-- BEGIN --

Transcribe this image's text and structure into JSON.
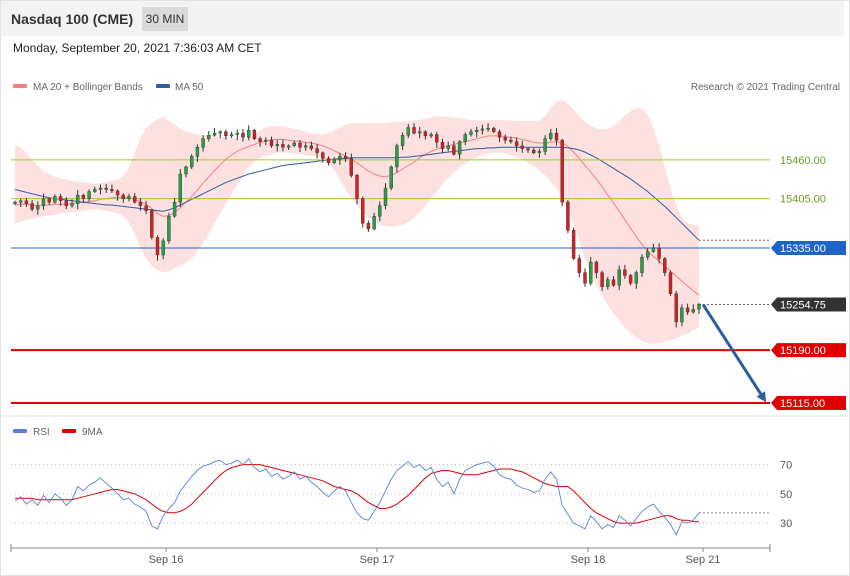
{
  "header": {
    "title": "Nasdaq 100 (CME)",
    "timeframe": "30 MIN"
  },
  "timestamp": "Monday, September 20, 2021 7:36:03 AM CET",
  "credit": "Research © 2021 Trading Central",
  "legend": {
    "upper": [
      {
        "label": "MA 20 + Bollinger Bands",
        "color": "#f08080"
      },
      {
        "label": "MA 50",
        "color": "#2f5c9c"
      }
    ],
    "lower": [
      {
        "label": "RSI",
        "color": "#5b7fd8"
      },
      {
        "label": "9MA",
        "color": "#e00000"
      }
    ]
  },
  "chart_data": [
    {
      "type": "candlestick",
      "x_labels": [
        "Sep 16",
        "Sep 17",
        "Sep 18",
        "Sep 21"
      ],
      "ylim": [
        15105,
        15545
      ],
      "levels": [
        {
          "value": 15460.0,
          "label": "15460.00",
          "color": "#9acd32",
          "style": "resistance"
        },
        {
          "value": 15405.0,
          "label": "15405.00",
          "color": "#9acd32",
          "style": "resistance"
        },
        {
          "value": 15335.0,
          "label": "15335.00",
          "color": "#1e64c8",
          "style": "pivot"
        },
        {
          "value": 15254.75,
          "label": "15254.75",
          "color": "#333333",
          "style": "last"
        },
        {
          "value": 15190.0,
          "label": "15190.00",
          "color": "#e00000",
          "style": "support"
        },
        {
          "value": 15115.0,
          "label": "15115.00",
          "color": "#e00000",
          "style": "support"
        }
      ],
      "projection": {
        "from": 15254.75,
        "to": 15115.0,
        "color": "#2f5c9c"
      },
      "series": [
        {
          "name": "Close",
          "values": [
            15400,
            15402,
            15398,
            15390,
            15395,
            15405,
            15400,
            15408,
            15402,
            15395,
            15398,
            15410,
            15405,
            15415,
            15418,
            15420,
            15418,
            15416,
            15410,
            15405,
            15408,
            15400,
            15395,
            15388,
            15350,
            15325,
            15345,
            15380,
            15400,
            15440,
            15450,
            15465,
            15478,
            15490,
            15495,
            15498,
            15500,
            15494,
            15496,
            15498,
            15492,
            15502,
            15490,
            15486,
            15488,
            15480,
            15482,
            15478,
            15480,
            15484,
            15478,
            15480,
            15476,
            15470,
            15462,
            15456,
            15460,
            15465,
            15462,
            15438,
            15405,
            15370,
            15362,
            15380,
            15395,
            15420,
            15450,
            15480,
            15495,
            15506,
            15498,
            15500,
            15494,
            15496,
            15485,
            15476,
            15480,
            15468,
            15486,
            15496,
            15500,
            15502,
            15504,
            15505,
            15500,
            15492,
            15488,
            15486,
            15480,
            15476,
            15474,
            15470,
            15472,
            15490,
            15498,
            15488,
            15400,
            15360,
            15320,
            15300,
            15285,
            15315,
            15300,
            15280,
            15290,
            15282,
            15304,
            15296,
            15285,
            15300,
            15322,
            15330,
            15335,
            15320,
            15300,
            15270,
            15230,
            15250,
            15244,
            15248,
            15255
          ]
        },
        {
          "name": "MA 20",
          "values": [
            15396,
            15397,
            15397,
            15396,
            15395,
            15396,
            15396,
            15397,
            15397,
            15397,
            15398,
            15399,
            15400,
            15401,
            15402,
            15404,
            15405,
            15406,
            15407,
            15407,
            15406,
            15404,
            15401,
            15397,
            15391,
            15384,
            15380,
            15381,
            15385,
            15392,
            15400,
            15408,
            15417,
            15427,
            15436,
            15445,
            15453,
            15461,
            15467,
            15472,
            15476,
            15479,
            15482,
            15485,
            15487,
            15489,
            15489,
            15489,
            15488,
            15487,
            15486,
            15485,
            15484,
            15482,
            15480,
            15477,
            15473,
            15469,
            15465,
            15461,
            15456,
            15450,
            15444,
            15440,
            15437,
            15436,
            15438,
            15442,
            15447,
            15452,
            15457,
            15463,
            15468,
            15472,
            15475,
            15478,
            15480,
            15482,
            15484,
            15486,
            15488,
            15490,
            15492,
            15494,
            15494,
            15494,
            15493,
            15492,
            15491,
            15489,
            15487,
            15485,
            15484,
            15484,
            15485,
            15486,
            15484,
            15479,
            15471,
            15462,
            15452,
            15443,
            15433,
            15422,
            15410,
            15399,
            15387,
            15375,
            15363,
            15351,
            15340,
            15330,
            15323,
            15316,
            15309,
            15302,
            15295,
            15288,
            15281,
            15274,
            15268
          ]
        },
        {
          "name": "MA 50",
          "values": [
            15418,
            15416,
            15414,
            15412,
            15410,
            15408,
            15406,
            15405,
            15404,
            15403,
            15402,
            15401,
            15400,
            15399,
            15398,
            15397,
            15396,
            15396,
            15395,
            15394,
            15393,
            15392,
            15391,
            15390,
            15389,
            15388,
            15387,
            15389,
            15392,
            15396,
            15400,
            15404,
            15408,
            15412,
            15416,
            15420,
            15424,
            15428,
            15431,
            15434,
            15437,
            15440,
            15442,
            15444,
            15446,
            15448,
            15450,
            15452,
            15453,
            15454,
            15455,
            15456,
            15457,
            15458,
            15459,
            15460,
            15461,
            15462,
            15462,
            15463,
            15463,
            15463,
            15463,
            15463,
            15463,
            15463,
            15463,
            15463,
            15464,
            15464,
            15465,
            15466,
            15467,
            15468,
            15469,
            15470,
            15471,
            15472,
            15473,
            15474,
            15475,
            15476,
            15476,
            15477,
            15477,
            15478,
            15478,
            15478,
            15478,
            15478,
            15478,
            15478,
            15478,
            15478,
            15478,
            15478,
            15478,
            15477,
            15476,
            15474,
            15471,
            15467,
            15463,
            15458,
            15453,
            15448,
            15443,
            15438,
            15433,
            15427,
            15421,
            15415,
            15408,
            15401,
            15394,
            15386,
            15378,
            15370,
            15362,
            15354,
            15346
          ]
        }
      ],
      "band": {
        "upper": [
          15480,
          15478,
          15470,
          15460,
          15452,
          15444,
          15440,
          15436,
          15434,
          15432,
          15430,
          15429,
          15428,
          15427,
          15426,
          15427,
          15428,
          15430,
          15432,
          15436,
          15450,
          15470,
          15490,
          15505,
          15512,
          15518,
          15520,
          15516,
          15510,
          15504,
          15500,
          15498,
          15496,
          15495,
          15494,
          15493,
          15492,
          15492,
          15491,
          15491,
          15490,
          15490,
          15496,
          15502,
          15506,
          15508,
          15508,
          15507,
          15506,
          15504,
          15502,
          15500,
          15498,
          15497,
          15496,
          15498,
          15502,
          15506,
          15510,
          15512,
          15512,
          15512,
          15512,
          15512,
          15512,
          15512,
          15513,
          15514,
          15514,
          15515,
          15516,
          15517,
          15518,
          15520,
          15522,
          15522,
          15521,
          15520,
          15519,
          15518,
          15517,
          15516,
          15516,
          15516,
          15517,
          15517,
          15516,
          15516,
          15515,
          15515,
          15515,
          15515,
          15516,
          15522,
          15534,
          15543,
          15545,
          15540,
          15532,
          15522,
          15514,
          15508,
          15505,
          15503,
          15504,
          15508,
          15515,
          15523,
          15530,
          15534,
          15533,
          15524,
          15505,
          15480,
          15450,
          15420,
          15395,
          15378,
          15370,
          15368,
          15368
        ],
        "lower": [
          15370,
          15372,
          15375,
          15376,
          15378,
          15380,
          15381,
          15382,
          15384,
          15385,
          15386,
          15387,
          15388,
          15389,
          15390,
          15389,
          15388,
          15386,
          15384,
          15380,
          15370,
          15355,
          15335,
          15320,
          15310,
          15304,
          15300,
          15302,
          15306,
          15310,
          15314,
          15320,
          15330,
          15342,
          15355,
          15370,
          15384,
          15398,
          15412,
          15425,
          15438,
          15450,
          15458,
          15463,
          15466,
          15468,
          15470,
          15471,
          15470,
          15469,
          15468,
          15467,
          15466,
          15465,
          15462,
          15455,
          15445,
          15432,
          15418,
          15405,
          15395,
          15386,
          15378,
          15372,
          15368,
          15366,
          15365,
          15366,
          15368,
          15372,
          15378,
          15386,
          15395,
          15405,
          15415,
          15425,
          15434,
          15442,
          15449,
          15455,
          15460,
          15464,
          15467,
          15469,
          15470,
          15470,
          15469,
          15467,
          15464,
          15460,
          15456,
          15451,
          15445,
          15438,
          15430,
          15420,
          15406,
          15388,
          15367,
          15344,
          15320,
          15300,
          15283,
          15268,
          15254,
          15242,
          15232,
          15222,
          15214,
          15208,
          15203,
          15200,
          15199,
          15200,
          15202,
          15204,
          15207,
          15210,
          15214,
          15218,
          15222
        ]
      }
    },
    {
      "type": "line",
      "x_labels": [
        "Sep 16",
        "Sep 17",
        "Sep 18",
        "Sep 21"
      ],
      "ylim": [
        15,
        80
      ],
      "y_ticks": [
        70,
        50,
        30
      ],
      "series": [
        {
          "name": "RSI",
          "values": [
            45,
            48,
            43,
            46,
            42,
            49,
            44,
            50,
            47,
            42,
            46,
            55,
            52,
            56,
            58,
            61,
            57,
            54,
            50,
            46,
            47,
            43,
            41,
            38,
            28,
            26,
            35,
            40,
            44,
            52,
            57,
            62,
            66,
            69,
            70,
            72,
            73,
            70,
            71,
            73,
            70,
            74,
            68,
            65,
            67,
            62,
            64,
            60,
            62,
            65,
            60,
            62,
            58,
            55,
            51,
            48,
            52,
            55,
            52,
            44,
            37,
            33,
            32,
            38,
            44,
            52,
            60,
            66,
            69,
            72,
            68,
            70,
            66,
            68,
            60,
            55,
            58,
            50,
            60,
            66,
            68,
            70,
            71,
            72,
            69,
            63,
            61,
            60,
            56,
            54,
            53,
            51,
            52,
            60,
            65,
            60,
            42,
            36,
            30,
            28,
            26,
            35,
            31,
            26,
            29,
            27,
            35,
            32,
            28,
            33,
            38,
            41,
            43,
            38,
            34,
            29,
            22,
            31,
            30,
            32,
            37
          ]
        },
        {
          "name": "9MA",
          "values": [
            47,
            47,
            47,
            47,
            46,
            46,
            46,
            46,
            46,
            46,
            46,
            47,
            48,
            49,
            50,
            51,
            52,
            53,
            53,
            52,
            51,
            50,
            48,
            46,
            43,
            40,
            38,
            37,
            37,
            38,
            40,
            43,
            47,
            51,
            55,
            59,
            63,
            66,
            68,
            69,
            70,
            70,
            70,
            70,
            69,
            68,
            67,
            66,
            65,
            64,
            63,
            62,
            61,
            60,
            59,
            57,
            55,
            54,
            53,
            52,
            50,
            47,
            44,
            42,
            40,
            40,
            41,
            43,
            46,
            49,
            53,
            57,
            61,
            64,
            65,
            66,
            66,
            65,
            64,
            63,
            63,
            63,
            64,
            65,
            66,
            67,
            67,
            67,
            66,
            65,
            63,
            61,
            59,
            57,
            56,
            55,
            55,
            55,
            52,
            48,
            44,
            40,
            37,
            35,
            33,
            31,
            30,
            30,
            30,
            30,
            31,
            32,
            33,
            34,
            35,
            35,
            33,
            32,
            32,
            31,
            31
          ]
        }
      ]
    }
  ]
}
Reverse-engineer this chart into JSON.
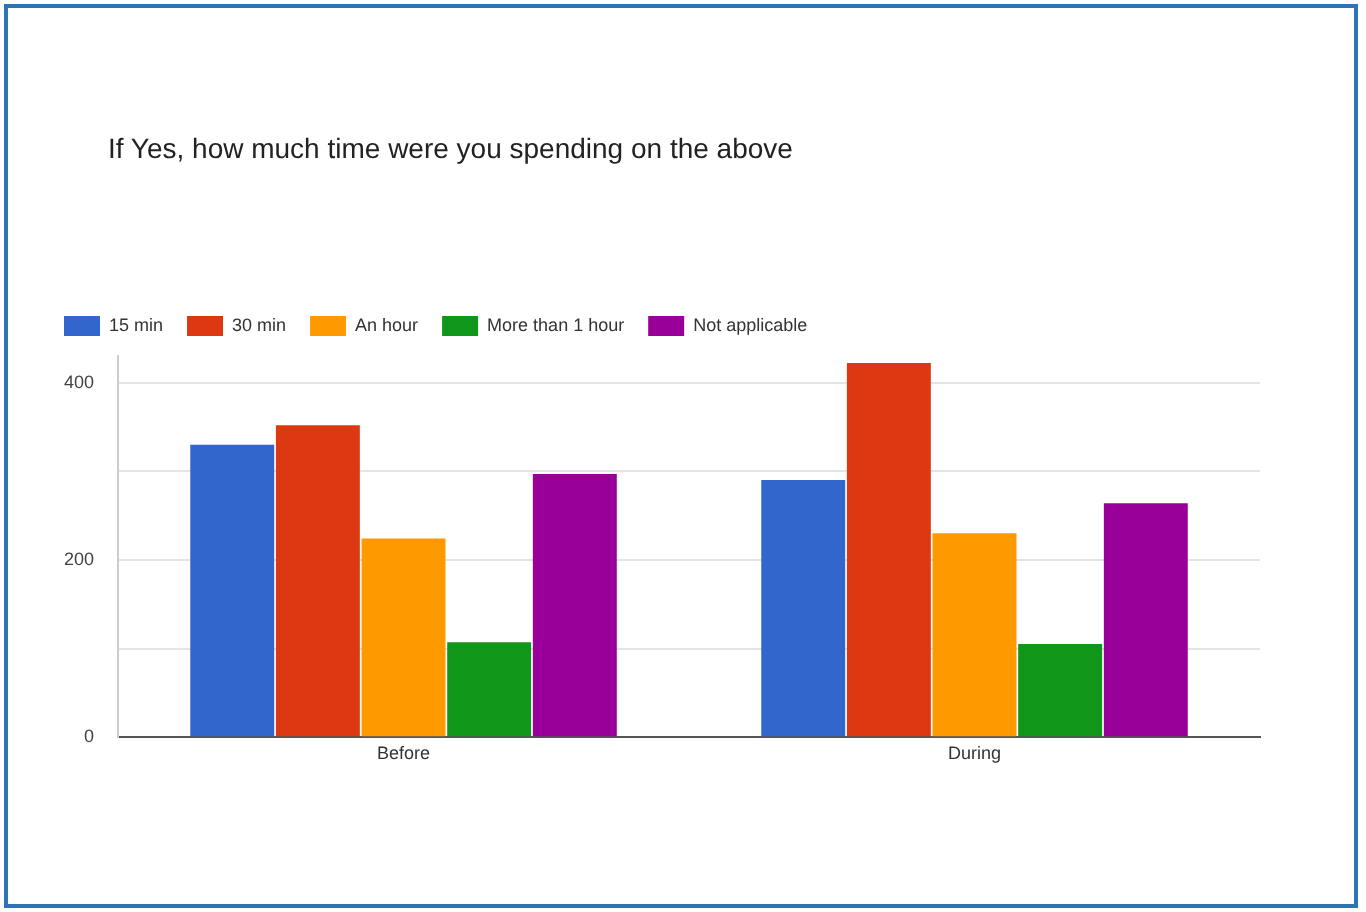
{
  "chart_data": {
    "type": "bar",
    "title": "If Yes, how much time were you spending on the above",
    "categories": [
      "Before",
      "During"
    ],
    "series": [
      {
        "name": "15 min",
        "color": "#3366cc",
        "values": [
          330,
          290
        ]
      },
      {
        "name": "30 min",
        "color": "#dc3912",
        "values": [
          352,
          422
        ]
      },
      {
        "name": "An hour",
        "color": "#ff9900",
        "values": [
          224,
          230
        ]
      },
      {
        "name": "More than 1 hour",
        "color": "#109618",
        "values": [
          107,
          105
        ]
      },
      {
        "name": "Not applicable",
        "color": "#990099",
        "values": [
          297,
          264
        ]
      }
    ],
    "ylim": [
      0,
      430
    ],
    "yticks": [
      0,
      {
        "value": 100,
        "label": null
      },
      200,
      {
        "value": 300,
        "label": null
      },
      400
    ],
    "grid": "y",
    "legend": "top left"
  }
}
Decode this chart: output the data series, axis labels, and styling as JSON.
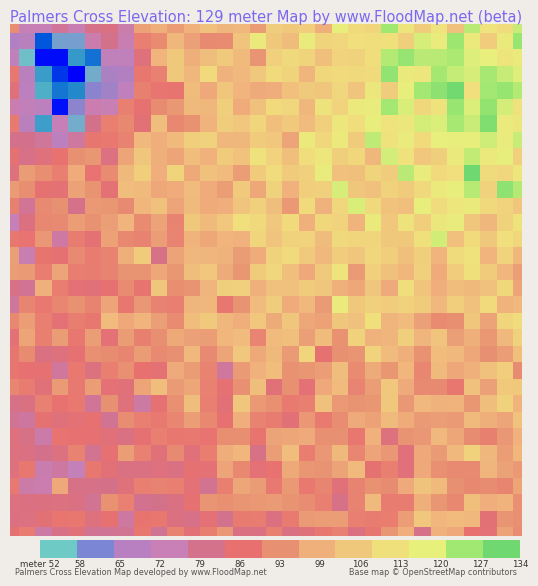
{
  "title": "Palmers Cross Elevation: 129 meter Map by www.FloodMap.net (beta)",
  "title_color": "#7B68EE",
  "title_fontsize": 10.5,
  "background_color": "#F0EDE8",
  "colorbar_labels": [
    "meter 52",
    "58",
    "65",
    "72",
    "79",
    "86",
    "93",
    "99",
    "106",
    "113",
    "120",
    "127",
    "134"
  ],
  "colorbar_colors": [
    "#6ECAC5",
    "#7B86D4",
    "#B880C0",
    "#C880B6",
    "#D4718B",
    "#E87170",
    "#E89172",
    "#F0B07C",
    "#F0C87C",
    "#F0E07C",
    "#E8F07C",
    "#A0E872",
    "#70D870"
  ],
  "footer_left": "Palmers Cross Elevation Map developed by www.FloodMap.net",
  "footer_right": "Base map © OpenStreetMap contributors"
}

-- END --

Goal. Copy all lines from the listing that contain "this".

Output.
Transcribe this image's text and structure into JSON.
Reverse-engineer this chart into JSON.
Decode this chart: output the data series, axis labels, and styling as JSON.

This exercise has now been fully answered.